-- start of PROVIDED DATA --
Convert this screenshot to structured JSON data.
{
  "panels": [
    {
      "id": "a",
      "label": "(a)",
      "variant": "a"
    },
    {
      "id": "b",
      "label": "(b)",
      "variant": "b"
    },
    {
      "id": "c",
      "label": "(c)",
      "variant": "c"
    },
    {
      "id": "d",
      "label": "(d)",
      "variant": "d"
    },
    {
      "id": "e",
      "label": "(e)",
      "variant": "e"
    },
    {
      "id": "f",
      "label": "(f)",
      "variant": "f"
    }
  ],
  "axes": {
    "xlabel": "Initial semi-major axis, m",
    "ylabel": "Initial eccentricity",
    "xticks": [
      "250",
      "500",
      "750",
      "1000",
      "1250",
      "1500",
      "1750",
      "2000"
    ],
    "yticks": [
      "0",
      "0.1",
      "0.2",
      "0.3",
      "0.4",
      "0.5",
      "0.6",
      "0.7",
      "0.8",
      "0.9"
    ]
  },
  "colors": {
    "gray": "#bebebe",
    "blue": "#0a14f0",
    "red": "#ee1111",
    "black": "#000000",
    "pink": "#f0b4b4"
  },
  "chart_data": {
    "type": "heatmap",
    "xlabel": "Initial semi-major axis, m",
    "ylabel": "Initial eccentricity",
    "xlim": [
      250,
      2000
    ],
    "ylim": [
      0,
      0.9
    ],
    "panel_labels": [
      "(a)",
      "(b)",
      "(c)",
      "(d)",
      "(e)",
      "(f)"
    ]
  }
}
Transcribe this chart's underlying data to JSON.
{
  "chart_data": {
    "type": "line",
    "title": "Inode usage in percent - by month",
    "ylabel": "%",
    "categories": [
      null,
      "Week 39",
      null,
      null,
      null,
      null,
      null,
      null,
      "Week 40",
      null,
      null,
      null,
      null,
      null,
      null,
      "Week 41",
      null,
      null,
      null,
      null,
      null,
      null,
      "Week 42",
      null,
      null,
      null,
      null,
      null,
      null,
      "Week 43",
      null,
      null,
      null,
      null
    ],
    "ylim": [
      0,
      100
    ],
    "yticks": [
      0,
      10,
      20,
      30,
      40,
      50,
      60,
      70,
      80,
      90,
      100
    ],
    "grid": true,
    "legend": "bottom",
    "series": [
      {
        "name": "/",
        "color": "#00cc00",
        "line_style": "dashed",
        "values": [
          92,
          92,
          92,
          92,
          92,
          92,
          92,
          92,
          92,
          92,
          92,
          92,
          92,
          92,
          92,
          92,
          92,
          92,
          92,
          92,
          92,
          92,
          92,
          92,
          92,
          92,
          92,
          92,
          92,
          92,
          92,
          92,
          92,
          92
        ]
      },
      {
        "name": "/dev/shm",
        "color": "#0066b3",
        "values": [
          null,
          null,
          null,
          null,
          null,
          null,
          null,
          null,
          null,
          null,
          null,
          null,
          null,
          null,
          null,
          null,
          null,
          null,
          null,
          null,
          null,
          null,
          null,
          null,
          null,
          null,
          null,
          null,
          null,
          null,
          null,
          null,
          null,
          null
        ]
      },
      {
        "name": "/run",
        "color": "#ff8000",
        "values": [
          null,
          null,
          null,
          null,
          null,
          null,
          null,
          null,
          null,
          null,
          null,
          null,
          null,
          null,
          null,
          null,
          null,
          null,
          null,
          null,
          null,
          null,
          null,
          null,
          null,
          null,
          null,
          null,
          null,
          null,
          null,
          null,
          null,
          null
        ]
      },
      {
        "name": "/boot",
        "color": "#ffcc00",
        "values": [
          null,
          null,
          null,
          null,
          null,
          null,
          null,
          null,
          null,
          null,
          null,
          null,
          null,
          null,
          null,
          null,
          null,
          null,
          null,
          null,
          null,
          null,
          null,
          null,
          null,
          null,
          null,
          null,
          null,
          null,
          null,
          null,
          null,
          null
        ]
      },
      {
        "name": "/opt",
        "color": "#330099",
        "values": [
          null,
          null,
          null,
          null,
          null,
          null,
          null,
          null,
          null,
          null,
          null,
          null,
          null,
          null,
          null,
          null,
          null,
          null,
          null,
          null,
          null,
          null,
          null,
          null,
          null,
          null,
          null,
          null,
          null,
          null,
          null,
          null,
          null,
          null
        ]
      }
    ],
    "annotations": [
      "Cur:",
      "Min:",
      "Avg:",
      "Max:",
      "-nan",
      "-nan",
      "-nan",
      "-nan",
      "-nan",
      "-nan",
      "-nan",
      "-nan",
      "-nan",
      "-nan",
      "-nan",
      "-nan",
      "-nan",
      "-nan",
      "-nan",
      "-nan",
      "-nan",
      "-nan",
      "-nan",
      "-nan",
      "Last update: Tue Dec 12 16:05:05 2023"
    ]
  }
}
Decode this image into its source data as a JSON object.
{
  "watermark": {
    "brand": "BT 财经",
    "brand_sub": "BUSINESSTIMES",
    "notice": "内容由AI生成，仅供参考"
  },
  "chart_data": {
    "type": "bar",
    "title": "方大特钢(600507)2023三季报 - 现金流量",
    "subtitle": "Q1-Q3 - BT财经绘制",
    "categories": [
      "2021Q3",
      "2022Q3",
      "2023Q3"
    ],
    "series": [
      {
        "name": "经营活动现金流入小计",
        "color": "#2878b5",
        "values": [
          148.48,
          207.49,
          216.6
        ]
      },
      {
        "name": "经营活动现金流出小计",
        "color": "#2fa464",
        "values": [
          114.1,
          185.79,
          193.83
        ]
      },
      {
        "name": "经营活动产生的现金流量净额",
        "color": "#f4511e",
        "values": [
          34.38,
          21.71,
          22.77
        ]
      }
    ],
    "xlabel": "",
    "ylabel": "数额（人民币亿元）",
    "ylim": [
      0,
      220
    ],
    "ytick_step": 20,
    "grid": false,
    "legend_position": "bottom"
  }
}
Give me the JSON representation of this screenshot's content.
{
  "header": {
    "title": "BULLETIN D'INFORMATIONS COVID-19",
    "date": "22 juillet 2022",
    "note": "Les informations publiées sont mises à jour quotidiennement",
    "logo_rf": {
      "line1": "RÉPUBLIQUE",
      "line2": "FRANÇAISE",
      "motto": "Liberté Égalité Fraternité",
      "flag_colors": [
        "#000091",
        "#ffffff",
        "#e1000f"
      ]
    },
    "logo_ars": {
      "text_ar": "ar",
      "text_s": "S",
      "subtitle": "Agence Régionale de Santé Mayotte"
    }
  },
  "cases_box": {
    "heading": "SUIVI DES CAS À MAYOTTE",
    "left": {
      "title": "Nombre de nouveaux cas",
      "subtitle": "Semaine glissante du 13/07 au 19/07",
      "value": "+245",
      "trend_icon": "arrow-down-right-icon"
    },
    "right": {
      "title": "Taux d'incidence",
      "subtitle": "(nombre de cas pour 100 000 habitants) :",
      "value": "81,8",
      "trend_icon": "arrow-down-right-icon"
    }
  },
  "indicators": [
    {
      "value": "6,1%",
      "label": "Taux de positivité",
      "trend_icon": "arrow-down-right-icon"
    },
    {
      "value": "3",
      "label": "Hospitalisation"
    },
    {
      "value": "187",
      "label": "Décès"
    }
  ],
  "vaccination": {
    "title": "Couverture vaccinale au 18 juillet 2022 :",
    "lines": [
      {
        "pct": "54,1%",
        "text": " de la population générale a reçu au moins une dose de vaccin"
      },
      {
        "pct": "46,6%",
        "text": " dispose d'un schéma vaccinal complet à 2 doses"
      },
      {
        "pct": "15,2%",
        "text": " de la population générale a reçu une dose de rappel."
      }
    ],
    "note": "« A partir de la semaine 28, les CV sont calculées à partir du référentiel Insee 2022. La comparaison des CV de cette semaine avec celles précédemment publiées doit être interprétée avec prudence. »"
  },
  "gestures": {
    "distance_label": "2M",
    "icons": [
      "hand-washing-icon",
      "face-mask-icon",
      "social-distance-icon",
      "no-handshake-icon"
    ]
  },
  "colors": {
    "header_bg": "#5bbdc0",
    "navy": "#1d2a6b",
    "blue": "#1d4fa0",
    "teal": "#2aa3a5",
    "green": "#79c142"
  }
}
-- end of PROVIDED DATA --
— GIVEN TASK —
Tell how many lines in the records above contain "juillet", giving the number and no other words.

— WRITTEN RESPONSE —
2